Problems =
1. Answer these questions from the hashing discussion:
(a) Even when rand=priv, what is H(priv xor rand || pub xor rand) still equal to?
(b) How many bytes of randomness does the proposed construction using rand16 take?
(c) How many compressions does the alternative hash(priv XOR rand32 || pub || rand32 || msg) have?
2. Decide whether each statement agrees with the hashing discussion:
(a) The construction using rand16 takes 32 bytes of randomness.
(b) One reply holds that pub should be XORed with randomness.
(c) The version from @real-or-random can be extended to the rand32 version.
3. Write the next reply in the hashing discussion, following on from its final sentence.

Extract =
---+---

I think you're missing that H(priv xor rand || pub xor rand), even when rand=priv, is still H(0 || pub xor priv). pub xor priv has very nearly the same amount of entropy as priv to begin. This is exploiting the fact that adding pub is in fact redundant, and then using that channel to make sure even malicious/broken rand values don't destroy entropy.

@real-or-random
Copy link

I think you're missing that H(priv xor rand || pub xor rand), even when rand=priv, is still H(0 || pub xor priv).

Oh yes, when I wrote that paragraph I missed entirely that rand will be there in the second part, too.

Did you consider
H( (priv XOR (rand16||rand16)) || (pub XOR (rand16||rand16)) || rand16 || msg )?

This has the disadvantage that it takes only 16 bytes of randomness but it has rand16 explicit in input, so the input is really only an encoding of the tuple (priv, pub, msg, rand16) and thus it's easy to analyze. (We could actually go up to 23 bytes still preserving 2, 2, 1 with (priv || sk) XOR (rand23 || rand23 || rand23[:-5]) || rand23 || msg but the truncation is somewhat annoying.)

@jonasnick
Copy link

Did you consider H( (priv XOR (rand16||rand16)) || (pub XOR (rand16||rand16)) || rand16 || msg )?

pub shouldn't be XORed with randomness, because as far as I can see there's no acute reason and it may undo the effect of masking priv under power analysis.

Since people seem to care about one compression, how about using either @sipa's or @real-or-random's (modified as above?) version, and mention the alternative hash(priv XOR rand32 || pub || rand32 || msg) with 3 compressions and better power analysis resistance.

Not sure, which version is better. @real-or-random's version can be easily extended to the rand32 version (by replacing rand16||rand16 and rand16 with rand32). OTOH, after a cursory look into the internals of SHA256 it seems at least plausible that 32 bytes randomness in @sipa's version improves randomization of the 64 fixed bytes over 16 bytes randomness.

---+---

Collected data
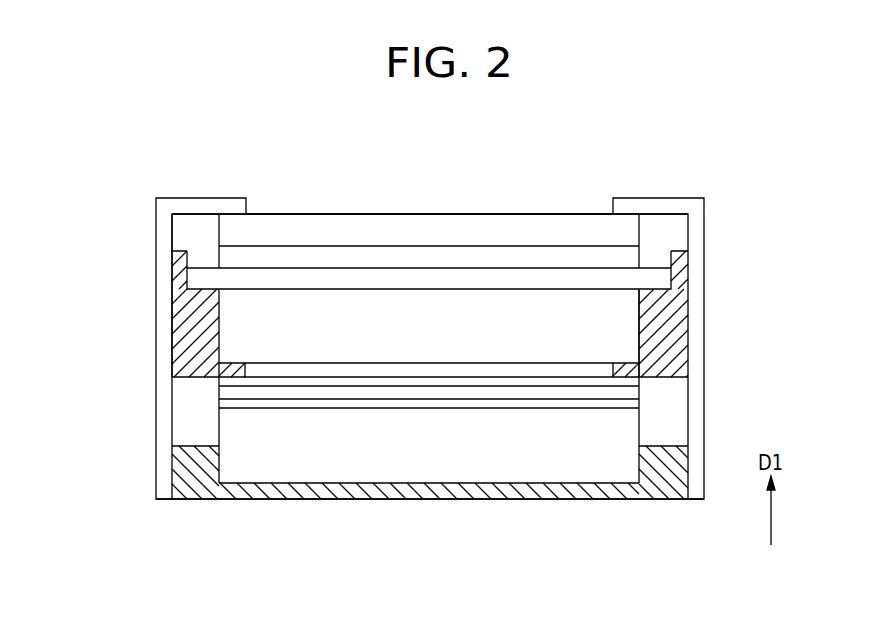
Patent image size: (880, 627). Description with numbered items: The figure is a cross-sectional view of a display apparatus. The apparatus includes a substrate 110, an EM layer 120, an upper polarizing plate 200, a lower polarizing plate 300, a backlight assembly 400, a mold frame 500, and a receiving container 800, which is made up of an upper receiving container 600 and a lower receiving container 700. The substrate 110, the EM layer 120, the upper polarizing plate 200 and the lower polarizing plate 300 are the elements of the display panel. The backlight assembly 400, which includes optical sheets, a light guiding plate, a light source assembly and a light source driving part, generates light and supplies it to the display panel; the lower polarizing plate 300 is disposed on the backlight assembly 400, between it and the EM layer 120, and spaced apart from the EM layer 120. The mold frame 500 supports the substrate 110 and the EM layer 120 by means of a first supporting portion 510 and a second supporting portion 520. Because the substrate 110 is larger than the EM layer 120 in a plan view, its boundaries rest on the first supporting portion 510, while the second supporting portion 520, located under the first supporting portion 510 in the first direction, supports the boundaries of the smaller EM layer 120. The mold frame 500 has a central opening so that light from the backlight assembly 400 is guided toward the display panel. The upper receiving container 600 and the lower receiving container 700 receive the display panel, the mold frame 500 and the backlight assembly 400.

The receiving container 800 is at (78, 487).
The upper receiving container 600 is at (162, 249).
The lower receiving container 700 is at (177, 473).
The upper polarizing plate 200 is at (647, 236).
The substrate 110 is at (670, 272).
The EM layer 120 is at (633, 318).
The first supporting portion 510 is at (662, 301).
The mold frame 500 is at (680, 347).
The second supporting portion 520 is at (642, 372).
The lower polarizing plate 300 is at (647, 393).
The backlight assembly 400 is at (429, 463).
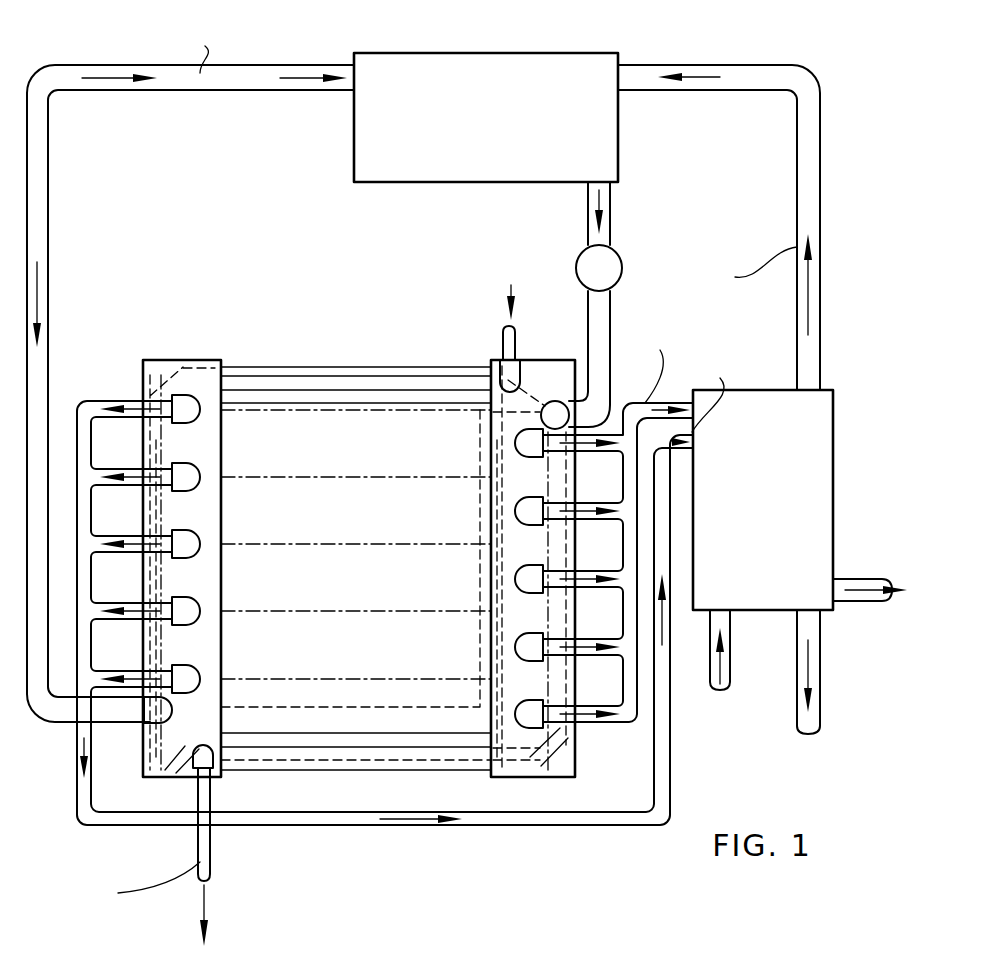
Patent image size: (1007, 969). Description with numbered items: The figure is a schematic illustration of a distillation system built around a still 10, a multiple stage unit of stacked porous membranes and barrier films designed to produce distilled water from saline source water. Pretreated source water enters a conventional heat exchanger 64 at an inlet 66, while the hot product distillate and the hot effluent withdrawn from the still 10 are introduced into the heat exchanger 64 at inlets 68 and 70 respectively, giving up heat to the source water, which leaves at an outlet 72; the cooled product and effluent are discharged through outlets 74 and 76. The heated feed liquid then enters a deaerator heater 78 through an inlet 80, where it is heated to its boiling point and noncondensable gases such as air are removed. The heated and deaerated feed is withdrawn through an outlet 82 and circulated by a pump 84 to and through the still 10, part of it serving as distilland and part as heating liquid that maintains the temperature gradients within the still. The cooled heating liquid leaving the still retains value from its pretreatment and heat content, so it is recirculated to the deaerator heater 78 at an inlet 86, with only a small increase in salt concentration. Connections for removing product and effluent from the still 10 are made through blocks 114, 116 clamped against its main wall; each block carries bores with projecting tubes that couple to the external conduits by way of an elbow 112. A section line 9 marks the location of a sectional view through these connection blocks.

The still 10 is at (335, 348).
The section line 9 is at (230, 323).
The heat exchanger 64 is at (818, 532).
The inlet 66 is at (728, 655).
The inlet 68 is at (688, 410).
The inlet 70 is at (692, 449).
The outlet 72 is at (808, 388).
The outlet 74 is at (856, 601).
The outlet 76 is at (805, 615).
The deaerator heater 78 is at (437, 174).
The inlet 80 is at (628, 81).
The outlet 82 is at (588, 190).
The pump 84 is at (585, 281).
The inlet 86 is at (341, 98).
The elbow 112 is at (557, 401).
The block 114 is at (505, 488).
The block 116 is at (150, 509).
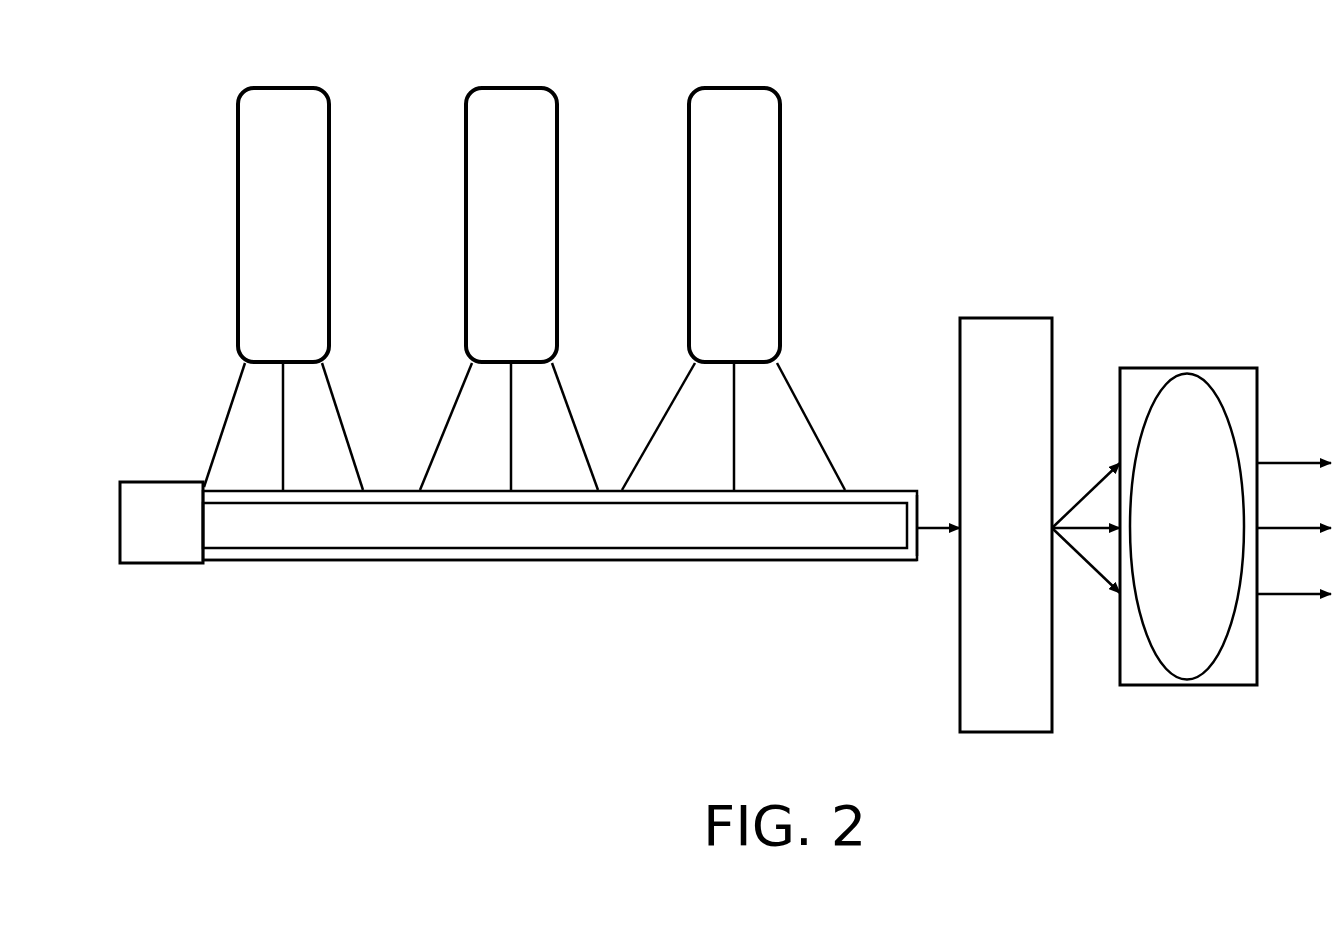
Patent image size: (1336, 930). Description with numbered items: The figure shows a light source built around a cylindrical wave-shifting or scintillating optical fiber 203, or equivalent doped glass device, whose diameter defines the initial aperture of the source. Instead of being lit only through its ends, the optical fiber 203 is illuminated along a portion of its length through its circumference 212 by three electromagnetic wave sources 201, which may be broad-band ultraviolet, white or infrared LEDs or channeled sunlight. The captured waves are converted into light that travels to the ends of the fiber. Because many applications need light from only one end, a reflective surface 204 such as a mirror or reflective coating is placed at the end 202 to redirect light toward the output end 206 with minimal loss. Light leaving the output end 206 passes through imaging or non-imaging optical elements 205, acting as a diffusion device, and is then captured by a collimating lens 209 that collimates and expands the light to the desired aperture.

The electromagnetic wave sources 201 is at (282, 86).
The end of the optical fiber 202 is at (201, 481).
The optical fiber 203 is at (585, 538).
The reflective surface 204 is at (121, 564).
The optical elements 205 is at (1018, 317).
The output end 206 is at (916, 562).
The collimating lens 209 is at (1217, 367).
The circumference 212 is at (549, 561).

---+---

Answers for the tasks =
1.
(a) H(0 || pub xor priv)
(b) 16 bytes
(c) 3 compressions

2.
(a) No: "it takes only 16 bytes of randomness"
(b) No: "pub shouldn't be XORed with randomness"
(c) Yes: "@real-or-random's version can be easily extended to the rand32 version"

3.
the input is really only an encoding of the tuple (priv, pub, msg, rand16) and thus it's easy to analyze

@real-or-random do you have any specific analysis in mind? Or do you mean it's just easier to see that it works?

@sipa
Copy link
Owner Author

sipa commented Feb 13, 2020

@jonasnick I don't think anything is clearly better than anything else.

Looking at https://eprint.iacr.org/2017/985.pdf, their measurements are mostly correlated with the Hamming weight of words being read from the chip's internal memory. That's of course only one piece of hardware, but perhaps it's a good model to target. We must of course assume some weakness in the attacker's powers - if he can read individual bits being loaded from memory for example, then no amount of randomization is going to matter. However, there is an important thing to notice here: it's not necessarily operations (bitwise or arithmetic) that can be targeted, but really any variable involved.

Taking that into account, I think H(priv32 XOR rand32 || pub32 || msg32) is as good as it gets, as no bit-level information about priv32 is ever exposed, and the private key is completely blinded before being used elsewhere.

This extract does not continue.